What to do: Pick every line with "Countdown" from the material below.

---

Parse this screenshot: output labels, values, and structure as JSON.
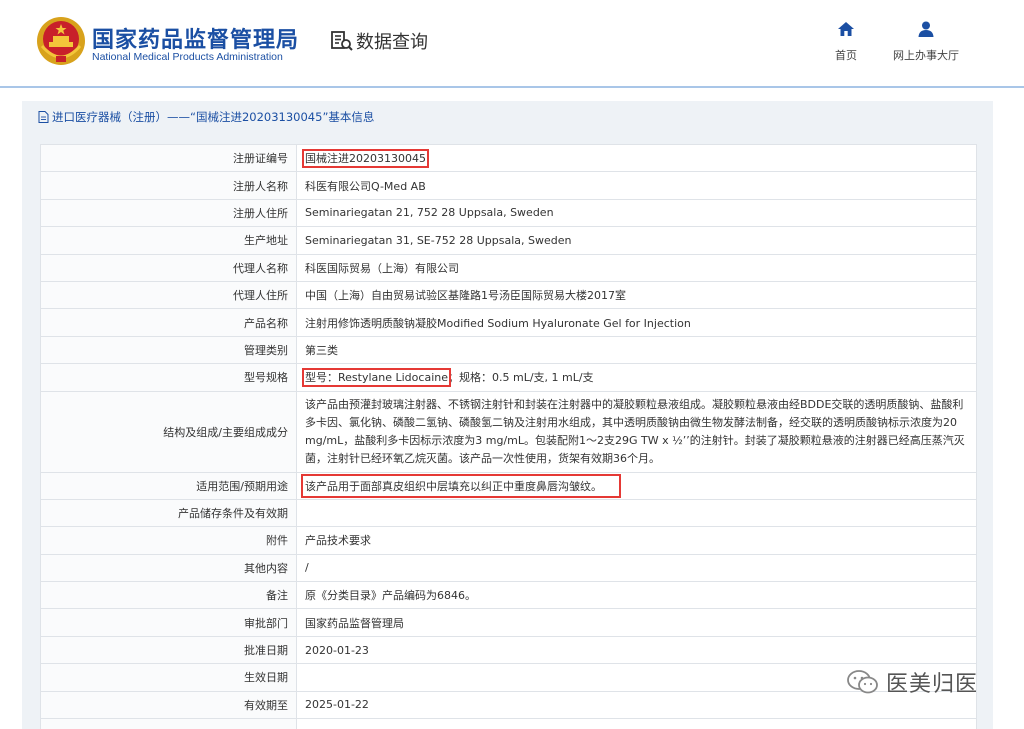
{
  "header": {
    "brand_cn": "国家药品监督管理局",
    "brand_en": "National Medical Products Administration",
    "query_label": "数据查询",
    "nav": [
      {
        "label": "首页",
        "icon": "home-icon"
      },
      {
        "label": "网上办事大厅",
        "icon": "user-icon"
      }
    ]
  },
  "panel": {
    "title": "进口医疗器械（注册）——“国械注进20203130045”基本信息"
  },
  "rows": [
    {
      "label": "注册证编号",
      "value": "国械注进20203130045"
    },
    {
      "label": "注册人名称",
      "value": "科医有限公司Q-Med AB"
    },
    {
      "label": "注册人住所",
      "value": "Seminariegatan 21, 752 28 Uppsala, Sweden"
    },
    {
      "label": "生产地址",
      "value": "Seminariegatan 31, SE-752 28 Uppsala, Sweden"
    },
    {
      "label": "代理人名称",
      "value": "科医国际贸易（上海）有限公司"
    },
    {
      "label": "代理人住所",
      "value": "中国（上海）自由贸易试验区基隆路1号汤臣国际贸易大楼2017室"
    },
    {
      "label": "产品名称",
      "value": "注射用修饰透明质酸钠凝胶Modified Sodium Hyaluronate Gel for Injection"
    },
    {
      "label": "管理类别",
      "value": "第三类"
    },
    {
      "label": "型号规格",
      "value_model": "型号：Restylane Lidocaine",
      "value_spec": "；规格：0.5 mL/支, 1 mL/支"
    },
    {
      "label": "结构及组成/主要组成成分",
      "value": "该产品由预灌封玻璃注射器、不锈钢注射针和封装在注射器中的凝胶颗粒悬液组成。凝胶颗粒悬液由经BDDE交联的透明质酸钠、盐酸利多卡因、氯化钠、磷酸二氢钠、磷酸氢二钠及注射用水组成，其中透明质酸钠由微生物发酵法制备，经交联的透明质酸钠标示浓度为20 mg/mL，盐酸利多卡因标示浓度为3 mg/mL。包装配附1～2支29G TW x ½’’的注射针。封装了凝胶颗粒悬液的注射器已经高压蒸汽灭菌，注射针已经环氧乙烷灭菌。该产品一次性使用，货架有效期36个月。"
    },
    {
      "label": "适用范围/预期用途",
      "value": "该产品用于面部真皮组织中层填充以纠正中重度鼻唇沟皱纹。"
    },
    {
      "label": "产品储存条件及有效期",
      "value": ""
    },
    {
      "label": "附件",
      "value": "产品技术要求"
    },
    {
      "label": "其他内容",
      "value": "/"
    },
    {
      "label": "备注",
      "value": "原《分类目录》产品编码为6846。"
    },
    {
      "label": "审批部门",
      "value": "国家药品监督管理局"
    },
    {
      "label": "批准日期",
      "value": "2020-01-23"
    },
    {
      "label": "生效日期",
      "value": ""
    },
    {
      "label": "有效期至",
      "value": "2025-01-22"
    }
  ],
  "watermark": "医美归医",
  "colors": {
    "brand_blue": "#1b4fa3",
    "highlight_red": "#e53935",
    "panel_bg": "#eef2f6"
  }
}
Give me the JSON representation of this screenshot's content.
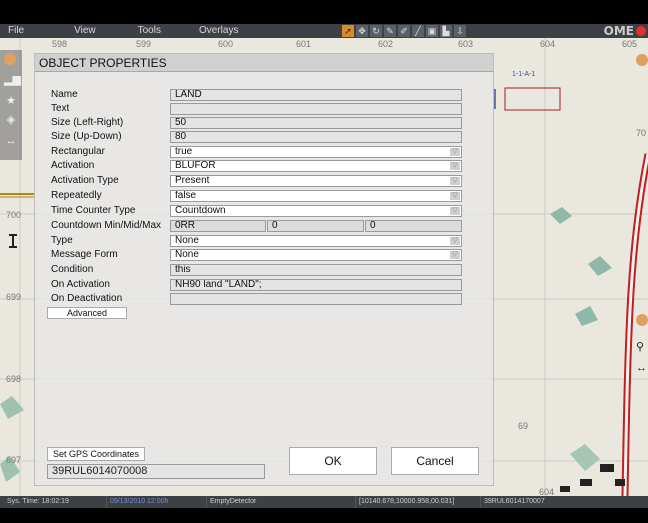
{
  "menu": {
    "file": "File",
    "view": "View",
    "tools": "Tools",
    "overlays": "Overlays"
  },
  "logo": "OME",
  "grid": {
    "top": [
      "598",
      "599",
      "600",
      "601",
      "602",
      "603",
      "604",
      "605"
    ],
    "left": [
      "700",
      "699",
      "698",
      "697"
    ],
    "bottom_right": "604",
    "marker": "1-1-A-1",
    "right_edge": "70",
    "map_69": "69"
  },
  "dialog": {
    "title": "OBJECT PROPERTIES",
    "rows": [
      {
        "label": "Name",
        "value": "LAND"
      },
      {
        "label": "Text",
        "value": ""
      },
      {
        "label": "Size (Left-Right)",
        "value": "50"
      },
      {
        "label": "Size (Up-Down)",
        "value": "80"
      },
      {
        "label": "Rectangular",
        "value": "true"
      },
      {
        "label": "Activation",
        "value": "BLUFOR"
      },
      {
        "label": "Activation Type",
        "value": "Present"
      },
      {
        "label": "Repeatedly",
        "value": "false"
      },
      {
        "label": "Time Counter Type",
        "value": "Countdown"
      },
      {
        "label": "Countdown Min/Mid/Max",
        "value": "0RR",
        "mid": "0",
        "max": "0"
      },
      {
        "label": "Type",
        "value": "None"
      },
      {
        "label": "Message Form",
        "value": "None"
      },
      {
        "label": "Condition",
        "value": "this"
      },
      {
        "label": "On Activation",
        "value": "NH90 land \"LAND\";"
      },
      {
        "label": "On Deactivation",
        "value": ""
      }
    ],
    "advanced_label": "Advanced",
    "gps_button": "Set GPS Coordinates",
    "gps_value": "39RUL6014070008",
    "ok_label": "OK",
    "cancel_label": "Cancel"
  },
  "status": {
    "sys_time": "Sys. Time: 18:02:19",
    "date": "09/13/2010 12:00h",
    "detector": "EmptyDetector",
    "coords": "[10140.678,10000.958,00.031]",
    "grid": "39RUL6014170007"
  }
}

---

Response:
        "value": "Countdown"
        "label": "Countdown Min/Mid/Max",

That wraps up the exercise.